[JOB]
Leaving the pictures aside, transcribe every line below exactly.
:::
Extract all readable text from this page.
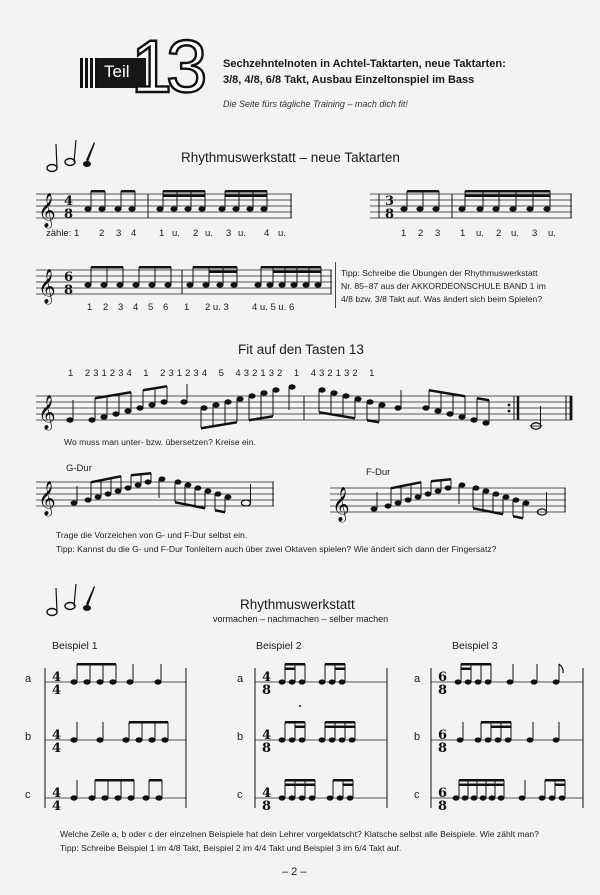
Teil 13 Sechzehntelnoten in Achtel-Taktarten, neue Taktarten:
3/8, 4/8, 6/8 Takt, Ausbau Einzeltonspiel im Bass
Die Seite fürs tägliche Training – mach dich fit!
Rhythmuswerkstatt – neue Taktarten
𝄞 4
8
zähle: 1 2 3 4 1 u. 2 u. 3 u. 4 u.
3
8
1 2 3 1 u. 2 u. 3 u.
𝄞 6
8
1 2 3 4 5 6 1 2 u. 3 4 u. 5 u. 6
Tipp: Schreibe die Übungen der Rhythmuswerkstatt
Nr. 85–87 aus der AKKORDEONSCHULE BAND 1 im
4/8 bzw. 3/8 Takt auf. Was ändert sich beim Spielen?
Fit auf den Tasten 13
1    2 3 1 2 3 4    1    2 3 1 2 3 4    5    4 3 2 1 3 2    1    4 3 2 1 3 2    1
𝄞
Wo muss man unter- bzw. übersetzen? Kreise ein.
G-Dur
𝄞
F-Dur
𝄞
Trage die Vorzeichen von G- und F-Dur selbst ein.
Tipp: Kannst du die G- und F-Dur Tonleitern auch über zwei Oktaven spielen? Wie ändert sich dann der Fingersatz?
Rhythmuswerkstatt
vormachen – nachmachen – selber machen
Beispiel 1	Beispiel 2	Beispiel 3
a
b
c
a
b
c
a
b
c
4
4
4
4
4
4
4
8
4
8
4
8
6
8
6
8
6
8
Welche Zeile a, b oder c der einzelnen Beispiele hat dein Lehrer vorgeklatscht? Klatsche selbst alle Beispiele. Wie zählt man?
Tipp: Schreibe Beispiel 1 im 4/8 Takt, Beispiel 2 im 4/4 Takt und Beispiel 3 im 6/4 Takt auf.
– 2 –
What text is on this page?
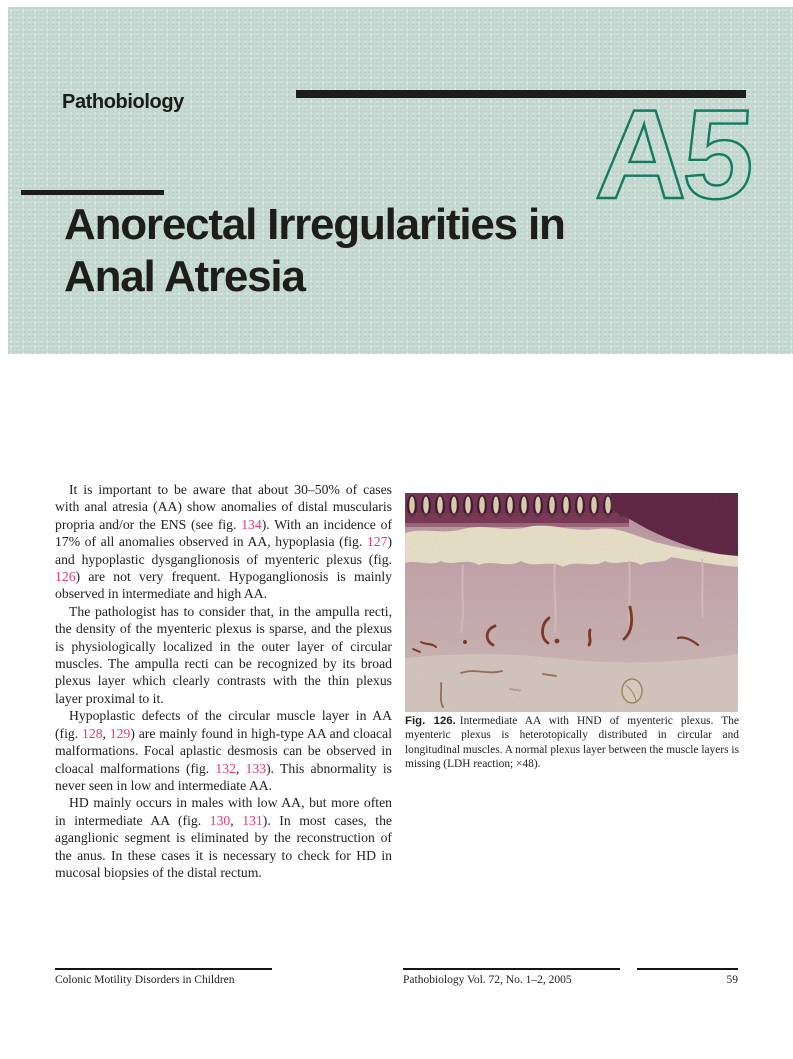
Pathobiology	A5
Anorectal Irregularities in
Anal Atresia

It is important to be aware that about 30–50% of cases with anal atresia (AA) show anomalies of distal muscularis propria and/or the ENS (see fig. 134). With an incidence of 17% of all anomalies observed in AA, hypoplasia (fig. 127) and hypoplastic dysganglionosis of myenteric plexus (fig. 126) are not very frequent. Hypoganglionosis is mainly observed in intermediate and high AA.

The pathologist has to consider that, in the ampulla recti, the density of the myenteric plexus is sparse, and the plexus is physiologically localized in the outer layer of circular muscles. The ampulla recti can be recognized by its broad plexus layer which clearly contrasts with the thin plexus layer proximal to it.

Hypoplastic defects of the circular muscle layer in AA (fig. 128, 129) are mainly found in high-type AA and cloacal malformations. Focal aplastic desmosis can be observed in cloacal malformations (fig. 132, 133). This abnormality is never seen in low and intermediate AA.

HD mainly occurs in males with low AA, but more often in intermediate AA (fig. 130, 131). In most cases, the aganglionic segment is eliminated by the reconstruction of the anus. In these cases it is necessary to check for HD in mucosal biopsies of the distal rectum.

Fig. 126. Intermediate AA with HND of myenteric plexus. The myenteric plexus is heterotopically distributed in circular and longitudinal muscles. A normal plexus layer between the muscle layers is missing (LDH reaction; ×48).
Colonic Motility Disorders in Children	Pathobiology Vol. 72, No. 1–2, 2005	59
:::
[OUTPUT]
Extract all readable text from this page.
Teil 13 Sechzehntelnoten in Achtel-Taktarten, neue Taktarten:
3/8, 4/8, 6/8 Takt, Ausbau Einzeltonspiel im Bass
Die Seite fürs tägliche Training – mach dich fit!
Rhythmuswerkstatt – neue Taktarten
𝄞 4
8
zähle: 1 2 3 4 1 u. 2 u. 3 u. 4 u.
3
8
1 2 3 1 u. 2 u. 3 u.
𝄞 6
8
1 2 3 4 5 6 1 2 u. 3 4 u. 5 u. 6
Tipp: Schreibe die Übungen der Rhythmuswerkstatt
Nr. 85–87 aus der AKKORDEONSCHULE BAND 1 im
4/8 bzw. 3/8 Takt auf. Was ändert sich beim Spielen?
Fit auf den Tasten 13
1    2 3 1 2 3 4    1    2 3 1 2 3 4    5    4 3 2 1 3 2    1    4 3 2 1 3 2    1
𝄞
Wo muss man unter- bzw. übersetzen? Kreise ein.
G-Dur
𝄞
F-Dur
𝄞
Trage die Vorzeichen von G- und F-Dur selbst ein.
Tipp: Kannst du die G- und F-Dur Tonleitern auch über zwei Oktaven spielen? Wie ändert sich dann der Fingersatz?
Rhythmuswerkstatt
vormachen – nachmachen – selber machen
Beispiel 1	Beispiel 2	Beispiel 3
a
b
c
a
b
c
a
b
c
4
4
4
4
4
4
4
8
4
8
4
8
6
8
6
8
6
8
Welche Zeile a, b oder c der einzelnen Beispiele hat dein Lehrer vorgeklatscht? Klatsche selbst alle Beispiele. Wie zählt man?
Tipp: Schreibe Beispiel 1 im 4/8 Takt, Beispiel 2 im 4/4 Takt und Beispiel 3 im 6/4 Takt auf.
– 2 –
What text is on this page?
Pathobiology	A5
Anorectal Irregularities in
Anal Atresia

It is important to be aware that about 30–50% of cases with anal atresia (AA) show anomalies of distal muscularis propria and/or the ENS (see fig. 134). With an incidence of 17% of all anomalies observed in AA, hypoplasia (fig. 127) and hypoplastic dysganglionosis of myenteric plexus (fig. 126) are not very frequent. Hypoganglionosis is mainly observed in intermediate and high AA.

The pathologist has to consider that, in the ampulla recti, the density of the myenteric plexus is sparse, and the plexus is physiologically localized in the outer layer of circular muscles. The ampulla recti can be recognized by its broad plexus layer which clearly contrasts with the thin plexus layer proximal to it.

Hypoplastic defects of the circular muscle layer in AA (fig. 128, 129) are mainly found in high-type AA and cloacal malformations. Focal aplastic desmosis can be observed in cloacal malformations (fig. 132, 133). This abnormality is never seen in low and intermediate AA.

HD mainly occurs in males with low AA, but more often in intermediate AA (fig. 130, 131). In most cases, the aganglionic segment is eliminated by the reconstruction of the anus. In these cases it is necessary to check for HD in mucosal biopsies of the distal rectum.

Fig. 126. Intermediate AA with HND of myenteric plexus. The myenteric plexus is heterotopically distributed in circular and longitudinal muscles. A normal plexus layer between the muscle layers is missing (LDH reaction; ×48).
Colonic Motility Disorders in Children	Pathobiology Vol. 72, No. 1–2, 2005	59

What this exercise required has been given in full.